◆ **Brief**
List every line in this data where the string "ylabel" occurs.

◆ **Working data**
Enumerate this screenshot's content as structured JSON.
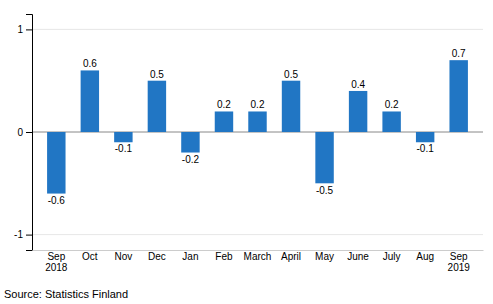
{
  "chart_data": {
    "type": "bar",
    "categories": [
      "Sep\n2018",
      "Oct",
      "Nov",
      "Dec",
      "Jan",
      "Feb",
      "March",
      "April",
      "May",
      "June",
      "July",
      "Aug",
      "Sep\n2019"
    ],
    "values": [
      -0.6,
      0.6,
      -0.1,
      0.5,
      -0.2,
      0.2,
      0.2,
      0.5,
      -0.5,
      0.4,
      0.2,
      -0.1,
      0.7
    ],
    "color": "#2176c4",
    "ylim": [
      -1.15,
      1.15
    ],
    "yticks": [
      -1,
      0,
      1
    ],
    "grid": true,
    "data_labels": true,
    "annotation": "Source: Statistics Finland"
  }
}
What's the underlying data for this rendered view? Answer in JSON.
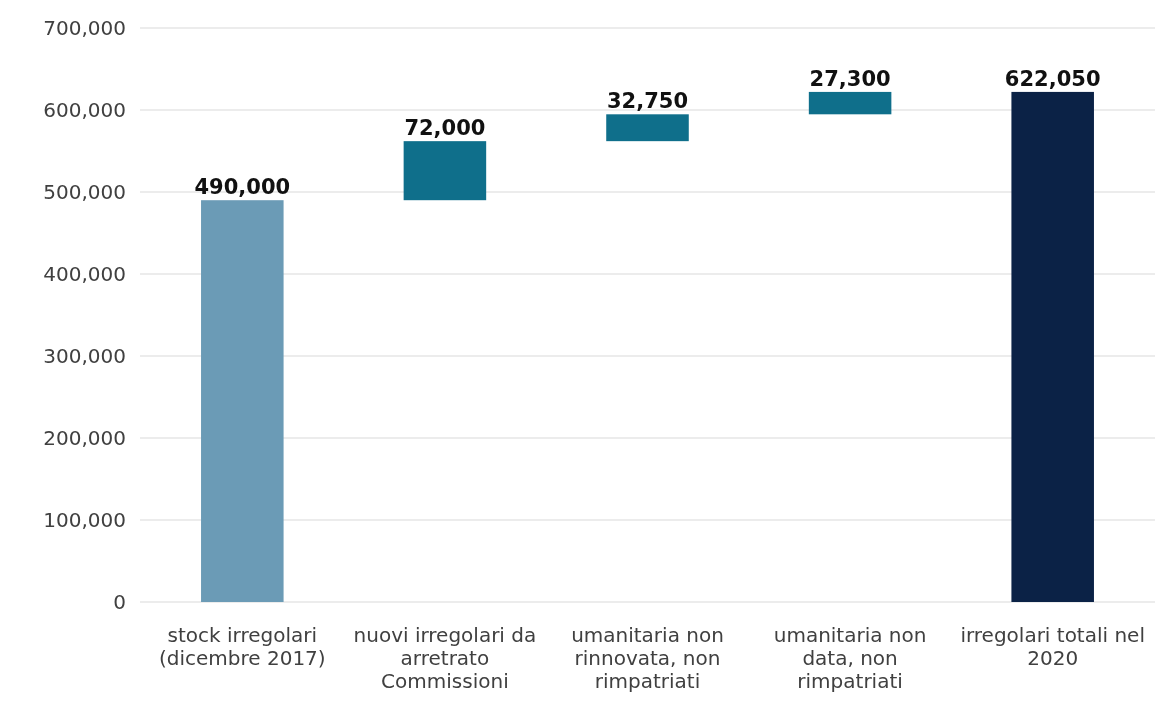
{
  "chart_data": {
    "type": "bar",
    "categories": [
      "stock irregolari (dicembre 2017)",
      "nuovi irregolari da arretrato Commissioni",
      "umanitaria non rinnovata, non rimpatriati",
      "umanitaria non data, non rimpatriati",
      "irregolari totali nel 2020"
    ],
    "values": [
      490000,
      72000,
      32750,
      27300,
      622050
    ],
    "base": [
      0,
      490000,
      562000,
      594750,
      0
    ],
    "colors": [
      "#6b9bb6",
      "#0f6f8b",
      "#0f6f8b",
      "#0f6f8b",
      "#0b2246"
    ],
    "ylim": [
      0,
      700000
    ],
    "yticks": [
      0,
      {
        "value": 100000,
        "label": "100,000"
      },
      {
        "value": 200000,
        "label": "200,000"
      },
      {
        "value": 300000,
        "label": "300,000"
      },
      {
        "value": 400000,
        "label": "400,000"
      },
      {
        "value": 500000,
        "label": "500,000"
      },
      {
        "value": 600000,
        "label": "600,000"
      },
      {
        "value": 700000,
        "label": "700,000"
      }
    ],
    "grid": "y",
    "value_labels": [
      "490,000",
      "72,000",
      "32,750",
      "27,300",
      "622,050"
    ]
  }
}
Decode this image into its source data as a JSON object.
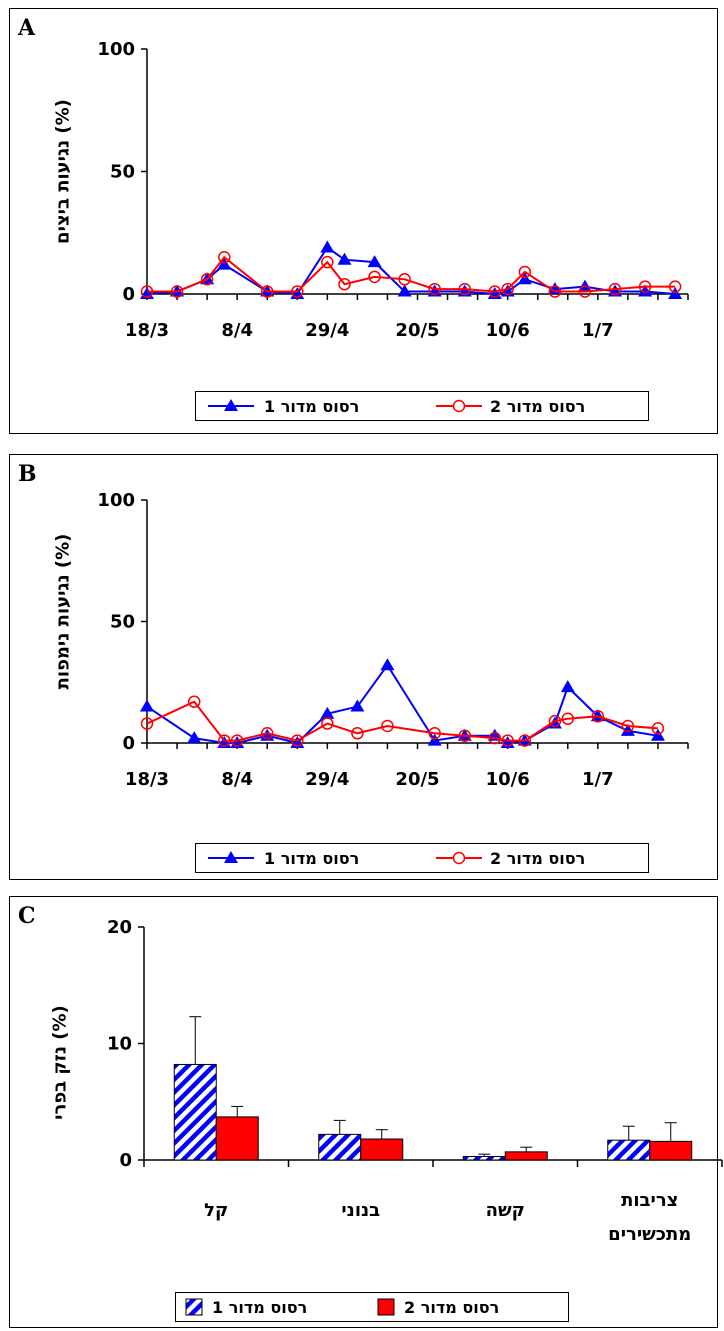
{
  "chart_data": [
    {
      "panel": "A",
      "type": "line",
      "ylabel": "נגיעות ביצים (%)",
      "ylim": [
        0,
        100
      ],
      "yticks": [
        "0",
        "50",
        "100"
      ],
      "xtick_labels": [
        "18/3",
        "8/4",
        "29/4",
        "20/5",
        "10/6",
        "1/7"
      ],
      "series": [
        {
          "name": "רסוס מדור 1",
          "color": "#0000ff",
          "marker": "triangle",
          "x": [
            "18/3",
            "25/3",
            "1/4",
            "5/4",
            "15/4",
            "22/4",
            "29/4",
            "3/5",
            "10/5",
            "17/5",
            "24/5",
            "31/5",
            "7/6",
            "10/6",
            "14/6",
            "21/6",
            "28/6",
            "5/7",
            "12/7",
            "19/7"
          ],
          "values": [
            0,
            1,
            6,
            12,
            1,
            0,
            19,
            14,
            13,
            1,
            1,
            1,
            0,
            1,
            6,
            2,
            3,
            1,
            1,
            0
          ]
        },
        {
          "name": "רסוס מדור 2",
          "color": "#ff0000",
          "marker": "circle",
          "x": [
            "18/3",
            "25/3",
            "1/4",
            "5/4",
            "15/4",
            "22/4",
            "29/4",
            "3/5",
            "10/5",
            "17/5",
            "24/5",
            "31/5",
            "7/6",
            "10/6",
            "14/6",
            "21/6",
            "28/6",
            "5/7",
            "12/7",
            "19/7"
          ],
          "values": [
            1,
            1,
            6,
            15,
            1,
            1,
            13,
            4,
            7,
            6,
            2,
            2,
            1,
            2,
            9,
            1,
            1,
            2,
            3,
            3
          ]
        }
      ],
      "legend": "bottom"
    },
    {
      "panel": "B",
      "type": "line",
      "ylabel": "נגיעות נימפות (%)",
      "ylim": [
        0,
        100
      ],
      "yticks": [
        "0",
        "50",
        "100"
      ],
      "xtick_labels": [
        "18/3",
        "8/4",
        "29/4",
        "20/5",
        "10/6",
        "1/7"
      ],
      "series": [
        {
          "name": "רסוס מדור 1",
          "color": "#0000ff",
          "marker": "triangle",
          "x": [
            "18/3",
            "29/3",
            "5/4",
            "8/4",
            "15/4",
            "22/4",
            "29/4",
            "6/5",
            "13/5",
            "24/5",
            "31/5",
            "7/6",
            "10/6",
            "14/6",
            "21/6",
            "24/6",
            "1/7",
            "8/7",
            "15/7"
          ],
          "values": [
            15,
            2,
            0,
            0,
            3,
            0,
            12,
            15,
            32,
            1,
            3,
            3,
            0,
            1,
            8,
            23,
            11,
            5,
            3
          ]
        },
        {
          "name": "רסוס מדור 2",
          "color": "#ff0000",
          "marker": "circle",
          "x": [
            "18/3",
            "29/3",
            "5/4",
            "8/4",
            "15/4",
            "22/4",
            "29/4",
            "6/5",
            "13/5",
            "24/5",
            "31/5",
            "7/6",
            "10/6",
            "14/6",
            "21/6",
            "24/6",
            "1/7",
            "8/7",
            "15/7"
          ],
          "values": [
            8,
            17,
            1,
            1,
            4,
            1,
            8,
            4,
            7,
            4,
            3,
            2,
            1,
            1,
            9,
            10,
            11,
            7,
            6
          ]
        }
      ],
      "legend": "bottom"
    },
    {
      "panel": "C",
      "type": "bar",
      "ylabel": "נזק בפרי (%)",
      "ylim": [
        0,
        20
      ],
      "yticks": [
        "0",
        "10",
        "20"
      ],
      "categories": [
        "קל",
        "בנוני",
        "קשה",
        "צריבות מתכשירים"
      ],
      "series": [
        {
          "name": "רסוס מדור 1",
          "color": "#0000ff",
          "fill": "hatch",
          "values": [
            8.2,
            2.2,
            0.3,
            1.7
          ],
          "errors": [
            4.1,
            1.2,
            0.2,
            1.2
          ]
        },
        {
          "name": "רסוס מדור 2",
          "color": "#ff0000",
          "fill": "solid",
          "values": [
            3.7,
            1.8,
            0.7,
            1.6
          ],
          "errors": [
            0.9,
            0.8,
            0.4,
            1.6
          ]
        }
      ],
      "legend": "bottom"
    }
  ],
  "panels": {
    "A": {
      "label": "A"
    },
    "B": {
      "label": "B"
    },
    "C": {
      "label": "C",
      "cat4_line1": "צריבות",
      "cat4_line2": "מתכשירים"
    }
  }
}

◆ **Answer for this exercise**
      "ylabel": "נגיעות ביצים (%)",
      "ylabel": "נגיעות נימפות (%)",
      "ylabel": "נזק בפרי (%)",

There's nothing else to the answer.